Supplied data start

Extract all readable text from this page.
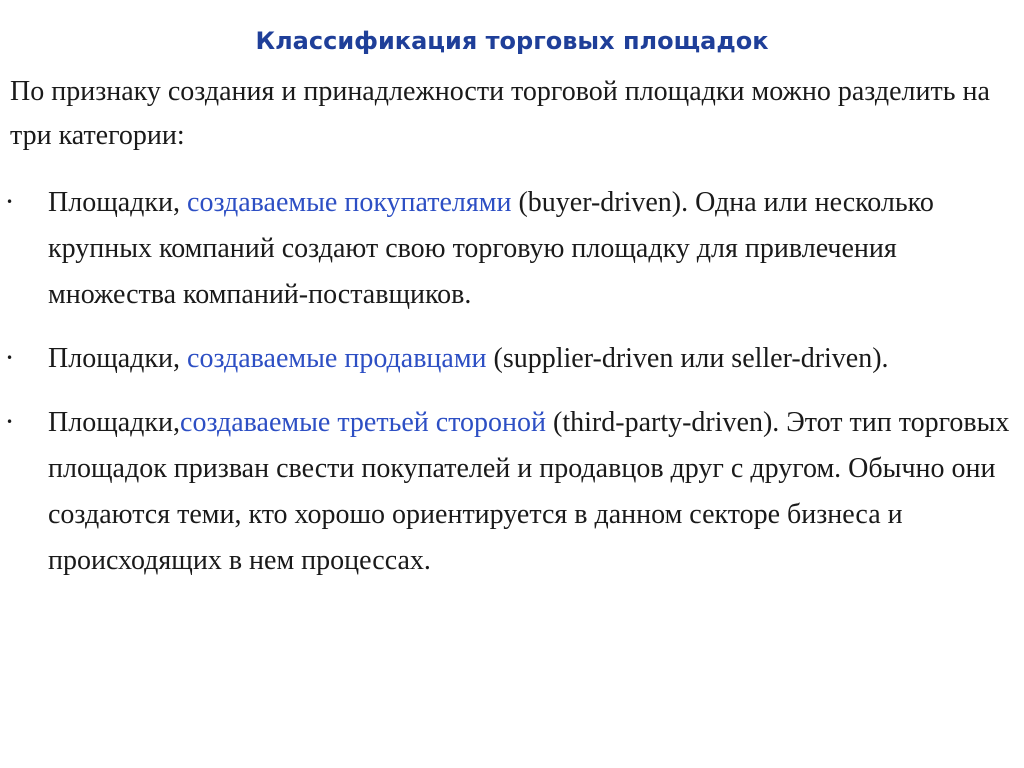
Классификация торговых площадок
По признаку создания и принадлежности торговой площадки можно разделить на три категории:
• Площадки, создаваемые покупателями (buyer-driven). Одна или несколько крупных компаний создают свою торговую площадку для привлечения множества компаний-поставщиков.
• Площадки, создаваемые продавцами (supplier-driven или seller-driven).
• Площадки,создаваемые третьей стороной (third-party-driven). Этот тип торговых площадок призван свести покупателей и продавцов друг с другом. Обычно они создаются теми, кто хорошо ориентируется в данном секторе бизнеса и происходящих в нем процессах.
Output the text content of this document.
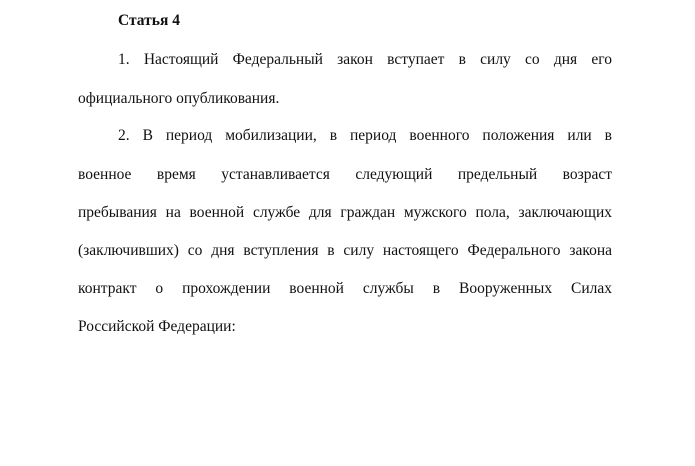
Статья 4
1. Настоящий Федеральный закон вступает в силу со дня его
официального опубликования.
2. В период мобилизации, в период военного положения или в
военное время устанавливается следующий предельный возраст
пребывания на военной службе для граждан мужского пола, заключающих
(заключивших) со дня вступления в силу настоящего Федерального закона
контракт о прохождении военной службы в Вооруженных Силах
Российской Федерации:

Supplied data end

Given exercise: Leave the pictures out and output the rest of the listing exactly.

Response to the task:
Extract all readable text from this page.
Классификация торговых площадок
По признаку создания и принадлежности торговой площадки можно разделить на три категории:
• Площадки, создаваемые покупателями (buyer-driven). Одна или несколько крупных компаний создают свою торговую площадку для привлечения множества компаний-поставщиков.
• Площадки, создаваемые продавцами (supplier-driven или seller-driven).
• Площадки,создаваемые третьей стороной (third-party-driven). Этот тип торговых площадок призван свести покупателей и продавцов друг с другом. Обычно они создаются теми, кто хорошо ориентируется в данном секторе бизнеса и происходящих в нем процессах.
Output the text content of this document.
Статья 4
1. Настоящий Федеральный закон вступает в силу со дня его
официального опубликования.
2. В период мобилизации, в период военного положения или в
военное время устанавливается следующий предельный возраст
пребывания на военной службе для граждан мужского пола, заключающих
(заключивших) со дня вступления в силу настоящего Федерального закона
контракт о прохождении военной службы в Вооруженных Силах
Российской Федерации:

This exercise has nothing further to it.